(Extracts from a graphics dataset)
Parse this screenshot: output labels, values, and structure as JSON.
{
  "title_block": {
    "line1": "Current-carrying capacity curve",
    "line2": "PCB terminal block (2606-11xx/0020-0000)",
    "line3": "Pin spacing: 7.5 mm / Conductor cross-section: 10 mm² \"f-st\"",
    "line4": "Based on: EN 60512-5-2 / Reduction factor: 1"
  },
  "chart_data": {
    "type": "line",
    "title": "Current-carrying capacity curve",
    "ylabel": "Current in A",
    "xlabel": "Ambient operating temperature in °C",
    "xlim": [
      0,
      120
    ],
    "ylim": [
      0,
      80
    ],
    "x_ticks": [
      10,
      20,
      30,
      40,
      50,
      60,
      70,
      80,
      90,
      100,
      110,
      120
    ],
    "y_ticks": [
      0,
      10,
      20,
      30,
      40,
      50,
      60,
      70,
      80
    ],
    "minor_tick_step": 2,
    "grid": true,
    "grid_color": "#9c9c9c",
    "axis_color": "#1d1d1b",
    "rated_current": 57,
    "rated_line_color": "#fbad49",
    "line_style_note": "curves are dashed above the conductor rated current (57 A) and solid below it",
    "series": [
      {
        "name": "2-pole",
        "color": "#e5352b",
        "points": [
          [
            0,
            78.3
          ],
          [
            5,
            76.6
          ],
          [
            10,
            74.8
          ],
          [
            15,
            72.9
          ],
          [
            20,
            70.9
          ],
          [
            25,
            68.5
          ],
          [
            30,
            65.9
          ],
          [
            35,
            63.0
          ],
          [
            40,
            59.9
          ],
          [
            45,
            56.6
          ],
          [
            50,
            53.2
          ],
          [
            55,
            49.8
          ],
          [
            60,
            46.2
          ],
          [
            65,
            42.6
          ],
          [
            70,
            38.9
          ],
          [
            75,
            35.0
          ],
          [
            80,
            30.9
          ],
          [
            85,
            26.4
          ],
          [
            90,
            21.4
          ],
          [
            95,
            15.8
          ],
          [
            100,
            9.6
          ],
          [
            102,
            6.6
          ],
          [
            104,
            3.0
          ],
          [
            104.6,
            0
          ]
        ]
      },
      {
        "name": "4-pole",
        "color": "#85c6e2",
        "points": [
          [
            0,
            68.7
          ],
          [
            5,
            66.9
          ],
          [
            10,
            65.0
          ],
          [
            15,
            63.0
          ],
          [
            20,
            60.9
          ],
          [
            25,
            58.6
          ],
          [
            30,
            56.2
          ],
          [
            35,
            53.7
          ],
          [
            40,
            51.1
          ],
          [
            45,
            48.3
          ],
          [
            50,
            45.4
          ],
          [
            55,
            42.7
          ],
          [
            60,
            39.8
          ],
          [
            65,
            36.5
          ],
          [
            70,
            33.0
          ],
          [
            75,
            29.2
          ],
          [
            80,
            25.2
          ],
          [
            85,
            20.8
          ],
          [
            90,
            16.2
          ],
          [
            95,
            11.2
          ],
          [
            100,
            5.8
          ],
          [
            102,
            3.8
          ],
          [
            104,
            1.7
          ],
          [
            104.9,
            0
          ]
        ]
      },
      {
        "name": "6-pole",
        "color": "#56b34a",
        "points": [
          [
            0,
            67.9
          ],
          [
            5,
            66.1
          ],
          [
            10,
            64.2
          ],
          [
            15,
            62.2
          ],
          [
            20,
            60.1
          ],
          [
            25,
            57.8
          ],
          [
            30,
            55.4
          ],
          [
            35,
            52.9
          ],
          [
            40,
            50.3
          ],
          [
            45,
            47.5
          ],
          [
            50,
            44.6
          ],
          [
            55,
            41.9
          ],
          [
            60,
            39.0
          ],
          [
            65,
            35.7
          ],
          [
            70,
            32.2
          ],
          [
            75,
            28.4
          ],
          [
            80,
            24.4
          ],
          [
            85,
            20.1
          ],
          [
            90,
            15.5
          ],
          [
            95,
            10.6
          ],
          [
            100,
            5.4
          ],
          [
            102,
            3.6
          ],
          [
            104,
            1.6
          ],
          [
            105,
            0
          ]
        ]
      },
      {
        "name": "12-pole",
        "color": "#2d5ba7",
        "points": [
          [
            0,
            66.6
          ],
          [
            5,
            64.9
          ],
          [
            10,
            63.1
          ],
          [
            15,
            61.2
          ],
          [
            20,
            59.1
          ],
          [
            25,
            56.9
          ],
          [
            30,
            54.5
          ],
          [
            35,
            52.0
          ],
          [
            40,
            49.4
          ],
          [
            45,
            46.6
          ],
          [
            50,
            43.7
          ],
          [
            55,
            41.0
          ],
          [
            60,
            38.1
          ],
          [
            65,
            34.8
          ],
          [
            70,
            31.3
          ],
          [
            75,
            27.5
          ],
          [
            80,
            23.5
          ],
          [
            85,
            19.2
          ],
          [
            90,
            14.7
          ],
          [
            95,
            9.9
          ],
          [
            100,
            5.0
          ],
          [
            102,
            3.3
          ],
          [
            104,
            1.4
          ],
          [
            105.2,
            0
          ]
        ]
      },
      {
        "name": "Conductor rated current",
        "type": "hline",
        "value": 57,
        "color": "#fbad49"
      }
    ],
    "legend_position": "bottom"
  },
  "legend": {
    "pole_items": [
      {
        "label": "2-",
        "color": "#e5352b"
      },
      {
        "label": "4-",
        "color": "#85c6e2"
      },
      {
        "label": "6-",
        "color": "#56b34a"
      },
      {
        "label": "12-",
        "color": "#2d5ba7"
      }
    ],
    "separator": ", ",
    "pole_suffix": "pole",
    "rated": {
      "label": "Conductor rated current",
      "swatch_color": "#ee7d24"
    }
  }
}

--- Given problem ---
Repeat every line of the data, exactly and in full.

--- Exercise answer ---
Parse this screenshot: output labels, values, and structure as JSON.
{
  "title_block": {
    "line1": "Current-carrying capacity curve",
    "line2": "PCB terminal block (2606-11xx/0020-0000)",
    "line3": "Pin spacing: 7.5 mm / Conductor cross-section: 10 mm² \"f-st\"",
    "line4": "Based on: EN 60512-5-2 / Reduction factor: 1"
  },
  "chart_data": {
    "type": "line",
    "title": "Current-carrying capacity curve",
    "ylabel": "Current in A",
    "xlabel": "Ambient operating temperature in °C",
    "xlim": [
      0,
      120
    ],
    "ylim": [
      0,
      80
    ],
    "x_ticks": [
      10,
      20,
      30,
      40,
      50,
      60,
      70,
      80,
      90,
      100,
      110,
      120
    ],
    "y_ticks": [
      0,
      10,
      20,
      30,
      40,
      50,
      60,
      70,
      80
    ],
    "minor_tick_step": 2,
    "grid": true,
    "grid_color": "#9c9c9c",
    "axis_color": "#1d1d1b",
    "rated_current": 57,
    "rated_line_color": "#fbad49",
    "line_style_note": "curves are dashed above the conductor rated current (57 A) and solid below it",
    "series": [
      {
        "name": "2-pole",
        "color": "#e5352b",
        "points": [
          [
            0,
            78.3
          ],
          [
            5,
            76.6
          ],
          [
            10,
            74.8
          ],
          [
            15,
            72.9
          ],
          [
            20,
            70.9
          ],
          [
            25,
            68.5
          ],
          [
            30,
            65.9
          ],
          [
            35,
            63.0
          ],
          [
            40,
            59.9
          ],
          [
            45,
            56.6
          ],
          [
            50,
            53.2
          ],
          [
            55,
            49.8
          ],
          [
            60,
            46.2
          ],
          [
            65,
            42.6
          ],
          [
            70,
            38.9
          ],
          [
            75,
            35.0
          ],
          [
            80,
            30.9
          ],
          [
            85,
            26.4
          ],
          [
            90,
            21.4
          ],
          [
            95,
            15.8
          ],
          [
            100,
            9.6
          ],
          [
            102,
            6.6
          ],
          [
            104,
            3.0
          ],
          [
            104.6,
            0
          ]
        ]
      },
      {
        "name": "4-pole",
        "color": "#85c6e2",
        "points": [
          [
            0,
            68.7
          ],
          [
            5,
            66.9
          ],
          [
            10,
            65.0
          ],
          [
            15,
            63.0
          ],
          [
            20,
            60.9
          ],
          [
            25,
            58.6
          ],
          [
            30,
            56.2
          ],
          [
            35,
            53.7
          ],
          [
            40,
            51.1
          ],
          [
            45,
            48.3
          ],
          [
            50,
            45.4
          ],
          [
            55,
            42.7
          ],
          [
            60,
            39.8
          ],
          [
            65,
            36.5
          ],
          [
            70,
            33.0
          ],
          [
            75,
            29.2
          ],
          [
            80,
            25.2
          ],
          [
            85,
            20.8
          ],
          [
            90,
            16.2
          ],
          [
            95,
            11.2
          ],
          [
            100,
            5.8
          ],
          [
            102,
            3.8
          ],
          [
            104,
            1.7
          ],
          [
            104.9,
            0
          ]
        ]
      },
      {
        "name": "6-pole",
        "color": "#56b34a",
        "points": [
          [
            0,
            67.9
          ],
          [
            5,
            66.1
          ],
          [
            10,
            64.2
          ],
          [
            15,
            62.2
          ],
          [
            20,
            60.1
          ],
          [
            25,
            57.8
          ],
          [
            30,
            55.4
          ],
          [
            35,
            52.9
          ],
          [
            40,
            50.3
          ],
          [
            45,
            47.5
          ],
          [
            50,
            44.6
          ],
          [
            55,
            41.9
          ],
          [
            60,
            39.0
          ],
          [
            65,
            35.7
          ],
          [
            70,
            32.2
          ],
          [
            75,
            28.4
          ],
          [
            80,
            24.4
          ],
          [
            85,
            20.1
          ],
          [
            90,
            15.5
          ],
          [
            95,
            10.6
          ],
          [
            100,
            5.4
          ],
          [
            102,
            3.6
          ],
          [
            104,
            1.6
          ],
          [
            105,
            0
          ]
        ]
      },
      {
        "name": "12-pole",
        "color": "#2d5ba7",
        "points": [
          [
            0,
            66.6
          ],
          [
            5,
            64.9
          ],
          [
            10,
            63.1
          ],
          [
            15,
            61.2
          ],
          [
            20,
            59.1
          ],
          [
            25,
            56.9
          ],
          [
            30,
            54.5
          ],
          [
            35,
            52.0
          ],
          [
            40,
            49.4
          ],
          [
            45,
            46.6
          ],
          [
            50,
            43.7
          ],
          [
            55,
            41.0
          ],
          [
            60,
            38.1
          ],
          [
            65,
            34.8
          ],
          [
            70,
            31.3
          ],
          [
            75,
            27.5
          ],
          [
            80,
            23.5
          ],
          [
            85,
            19.2
          ],
          [
            90,
            14.7
          ],
          [
            95,
            9.9
          ],
          [
            100,
            5.0
          ],
          [
            102,
            3.3
          ],
          [
            104,
            1.4
          ],
          [
            105.2,
            0
          ]
        ]
      },
      {
        "name": "Conductor rated current",
        "type": "hline",
        "value": 57,
        "color": "#fbad49"
      }
    ],
    "legend_position": "bottom"
  },
  "legend": {
    "pole_items": [
      {
        "label": "2-",
        "color": "#e5352b"
      },
      {
        "label": "4-",
        "color": "#85c6e2"
      },
      {
        "label": "6-",
        "color": "#56b34a"
      },
      {
        "label": "12-",
        "color": "#2d5ba7"
      }
    ],
    "separator": ", ",
    "pole_suffix": "pole",
    "rated": {
      "label": "Conductor rated current",
      "swatch_color": "#ee7d24"
    }
  }
}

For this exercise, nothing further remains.